▶ RAW RECORDS:

= = = = =

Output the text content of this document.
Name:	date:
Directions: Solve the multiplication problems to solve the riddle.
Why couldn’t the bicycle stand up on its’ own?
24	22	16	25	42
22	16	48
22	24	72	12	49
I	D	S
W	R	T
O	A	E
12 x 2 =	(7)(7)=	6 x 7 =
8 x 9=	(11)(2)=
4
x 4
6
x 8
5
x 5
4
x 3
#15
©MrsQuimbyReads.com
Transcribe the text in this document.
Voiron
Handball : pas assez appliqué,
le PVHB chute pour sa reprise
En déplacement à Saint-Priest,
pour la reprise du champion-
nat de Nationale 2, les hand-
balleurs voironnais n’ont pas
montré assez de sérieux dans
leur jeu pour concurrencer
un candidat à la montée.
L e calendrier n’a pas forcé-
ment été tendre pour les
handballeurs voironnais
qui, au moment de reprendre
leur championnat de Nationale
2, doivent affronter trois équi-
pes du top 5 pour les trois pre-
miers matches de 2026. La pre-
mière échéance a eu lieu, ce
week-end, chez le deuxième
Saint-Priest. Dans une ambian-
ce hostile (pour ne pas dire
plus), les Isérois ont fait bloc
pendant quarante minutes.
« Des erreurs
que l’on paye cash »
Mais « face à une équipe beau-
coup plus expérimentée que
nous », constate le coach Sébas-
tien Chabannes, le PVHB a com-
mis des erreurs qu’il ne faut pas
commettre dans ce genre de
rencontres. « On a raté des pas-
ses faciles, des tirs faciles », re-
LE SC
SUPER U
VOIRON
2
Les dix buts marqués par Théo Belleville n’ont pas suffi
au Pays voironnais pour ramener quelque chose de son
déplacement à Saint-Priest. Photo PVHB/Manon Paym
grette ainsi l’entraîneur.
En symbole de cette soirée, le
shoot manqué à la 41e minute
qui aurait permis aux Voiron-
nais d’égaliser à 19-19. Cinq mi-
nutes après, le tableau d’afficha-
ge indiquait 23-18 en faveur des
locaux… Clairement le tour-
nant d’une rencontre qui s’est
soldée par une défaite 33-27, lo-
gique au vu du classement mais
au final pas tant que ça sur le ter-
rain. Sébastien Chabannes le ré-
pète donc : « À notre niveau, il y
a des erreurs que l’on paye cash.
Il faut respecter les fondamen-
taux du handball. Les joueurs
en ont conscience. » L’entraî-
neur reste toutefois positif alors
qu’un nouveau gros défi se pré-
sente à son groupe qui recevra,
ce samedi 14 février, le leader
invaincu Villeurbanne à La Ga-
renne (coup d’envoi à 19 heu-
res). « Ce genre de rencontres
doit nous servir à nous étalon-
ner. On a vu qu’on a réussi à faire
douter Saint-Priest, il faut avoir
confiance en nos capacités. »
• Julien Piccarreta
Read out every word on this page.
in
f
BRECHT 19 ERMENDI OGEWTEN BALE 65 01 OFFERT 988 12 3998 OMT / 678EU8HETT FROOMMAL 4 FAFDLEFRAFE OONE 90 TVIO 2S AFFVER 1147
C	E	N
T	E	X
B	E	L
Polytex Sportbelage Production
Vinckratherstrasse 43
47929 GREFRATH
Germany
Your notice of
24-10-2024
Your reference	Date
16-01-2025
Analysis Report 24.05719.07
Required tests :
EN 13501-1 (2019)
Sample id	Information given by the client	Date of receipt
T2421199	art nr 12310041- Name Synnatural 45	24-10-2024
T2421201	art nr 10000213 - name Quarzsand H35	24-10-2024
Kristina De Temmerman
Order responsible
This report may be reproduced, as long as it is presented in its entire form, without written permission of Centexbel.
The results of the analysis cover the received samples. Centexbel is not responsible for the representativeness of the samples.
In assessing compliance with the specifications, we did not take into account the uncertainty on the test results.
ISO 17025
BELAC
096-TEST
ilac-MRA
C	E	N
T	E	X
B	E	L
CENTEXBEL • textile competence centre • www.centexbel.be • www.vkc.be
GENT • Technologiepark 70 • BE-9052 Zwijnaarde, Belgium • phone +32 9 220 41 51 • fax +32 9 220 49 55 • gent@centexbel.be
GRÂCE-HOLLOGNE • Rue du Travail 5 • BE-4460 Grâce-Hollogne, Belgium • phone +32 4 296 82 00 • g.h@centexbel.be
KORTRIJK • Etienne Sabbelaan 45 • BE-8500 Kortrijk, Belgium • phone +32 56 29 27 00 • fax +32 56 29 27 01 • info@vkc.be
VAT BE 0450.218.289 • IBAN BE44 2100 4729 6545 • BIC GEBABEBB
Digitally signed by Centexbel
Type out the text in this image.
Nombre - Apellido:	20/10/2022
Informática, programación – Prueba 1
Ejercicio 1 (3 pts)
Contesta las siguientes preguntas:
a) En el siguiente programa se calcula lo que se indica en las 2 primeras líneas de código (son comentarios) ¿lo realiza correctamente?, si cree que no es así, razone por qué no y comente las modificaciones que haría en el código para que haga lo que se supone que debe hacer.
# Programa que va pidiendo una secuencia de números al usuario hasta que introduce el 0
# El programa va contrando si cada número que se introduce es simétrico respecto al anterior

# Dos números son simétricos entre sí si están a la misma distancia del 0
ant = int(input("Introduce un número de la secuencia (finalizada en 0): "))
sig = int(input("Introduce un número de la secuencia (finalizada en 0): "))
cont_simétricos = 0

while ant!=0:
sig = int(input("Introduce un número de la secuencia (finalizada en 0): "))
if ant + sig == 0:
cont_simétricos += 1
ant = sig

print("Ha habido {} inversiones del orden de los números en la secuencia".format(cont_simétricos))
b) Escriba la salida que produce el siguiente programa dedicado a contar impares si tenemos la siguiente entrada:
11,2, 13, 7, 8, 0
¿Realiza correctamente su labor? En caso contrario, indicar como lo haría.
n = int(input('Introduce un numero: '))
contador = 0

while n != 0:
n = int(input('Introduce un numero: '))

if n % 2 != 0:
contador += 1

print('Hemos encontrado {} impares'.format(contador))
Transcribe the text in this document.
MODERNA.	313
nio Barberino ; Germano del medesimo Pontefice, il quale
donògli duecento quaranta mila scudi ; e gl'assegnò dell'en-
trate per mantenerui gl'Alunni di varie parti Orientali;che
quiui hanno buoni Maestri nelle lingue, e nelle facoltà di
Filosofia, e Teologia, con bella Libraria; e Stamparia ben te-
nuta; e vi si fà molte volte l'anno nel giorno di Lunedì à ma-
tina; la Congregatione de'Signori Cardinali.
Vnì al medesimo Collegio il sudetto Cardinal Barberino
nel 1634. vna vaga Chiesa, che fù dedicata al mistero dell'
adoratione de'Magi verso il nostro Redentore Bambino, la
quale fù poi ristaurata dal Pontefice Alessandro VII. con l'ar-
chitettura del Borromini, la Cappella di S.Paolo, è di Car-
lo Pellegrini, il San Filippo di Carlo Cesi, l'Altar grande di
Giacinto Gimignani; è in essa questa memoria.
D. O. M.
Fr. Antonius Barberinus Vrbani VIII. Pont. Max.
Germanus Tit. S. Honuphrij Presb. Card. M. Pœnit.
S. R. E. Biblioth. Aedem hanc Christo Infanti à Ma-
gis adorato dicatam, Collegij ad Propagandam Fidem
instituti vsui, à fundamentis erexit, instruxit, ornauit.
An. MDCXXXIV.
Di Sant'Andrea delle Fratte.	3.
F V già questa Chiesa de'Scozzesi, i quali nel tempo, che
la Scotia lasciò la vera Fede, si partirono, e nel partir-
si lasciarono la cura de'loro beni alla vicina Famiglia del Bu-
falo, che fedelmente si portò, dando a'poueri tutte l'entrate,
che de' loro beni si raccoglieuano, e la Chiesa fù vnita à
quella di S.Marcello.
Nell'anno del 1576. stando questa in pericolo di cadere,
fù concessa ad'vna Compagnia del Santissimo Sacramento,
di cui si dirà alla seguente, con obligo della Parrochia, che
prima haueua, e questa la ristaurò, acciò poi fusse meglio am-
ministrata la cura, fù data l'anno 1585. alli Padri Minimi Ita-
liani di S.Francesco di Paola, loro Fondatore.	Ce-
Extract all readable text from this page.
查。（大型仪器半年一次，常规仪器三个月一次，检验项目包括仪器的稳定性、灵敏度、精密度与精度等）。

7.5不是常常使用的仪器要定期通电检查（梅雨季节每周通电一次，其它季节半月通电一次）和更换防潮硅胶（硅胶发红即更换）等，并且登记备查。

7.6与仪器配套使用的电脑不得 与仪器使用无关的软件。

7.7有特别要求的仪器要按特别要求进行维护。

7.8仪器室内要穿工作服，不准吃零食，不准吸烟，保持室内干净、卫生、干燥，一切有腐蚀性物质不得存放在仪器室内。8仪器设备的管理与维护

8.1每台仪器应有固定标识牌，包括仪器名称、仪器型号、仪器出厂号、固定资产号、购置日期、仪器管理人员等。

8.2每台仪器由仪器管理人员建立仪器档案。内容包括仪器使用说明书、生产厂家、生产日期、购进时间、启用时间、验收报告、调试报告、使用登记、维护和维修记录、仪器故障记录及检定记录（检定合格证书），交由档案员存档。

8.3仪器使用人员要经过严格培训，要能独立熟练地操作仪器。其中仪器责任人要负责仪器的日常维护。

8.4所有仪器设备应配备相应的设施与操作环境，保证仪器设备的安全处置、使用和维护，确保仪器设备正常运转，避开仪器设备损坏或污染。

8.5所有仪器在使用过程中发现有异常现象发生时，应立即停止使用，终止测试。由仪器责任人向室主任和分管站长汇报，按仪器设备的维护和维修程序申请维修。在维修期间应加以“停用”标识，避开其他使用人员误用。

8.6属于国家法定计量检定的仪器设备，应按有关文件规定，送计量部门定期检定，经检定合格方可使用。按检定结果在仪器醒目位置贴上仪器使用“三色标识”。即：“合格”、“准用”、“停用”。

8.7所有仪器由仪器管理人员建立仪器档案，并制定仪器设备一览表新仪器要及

= = = = =

Write out every line of the listing that holds the word "pour".

le PVHB chute pour sa reprise
pour la reprise du champion-
leur jeu pour concurrencer
ment été tendre pour les
pes du top 5 pour les trois pre-
ce hostile (pour ne pas dire
au Pays voironnais pour ramener quelque chose de son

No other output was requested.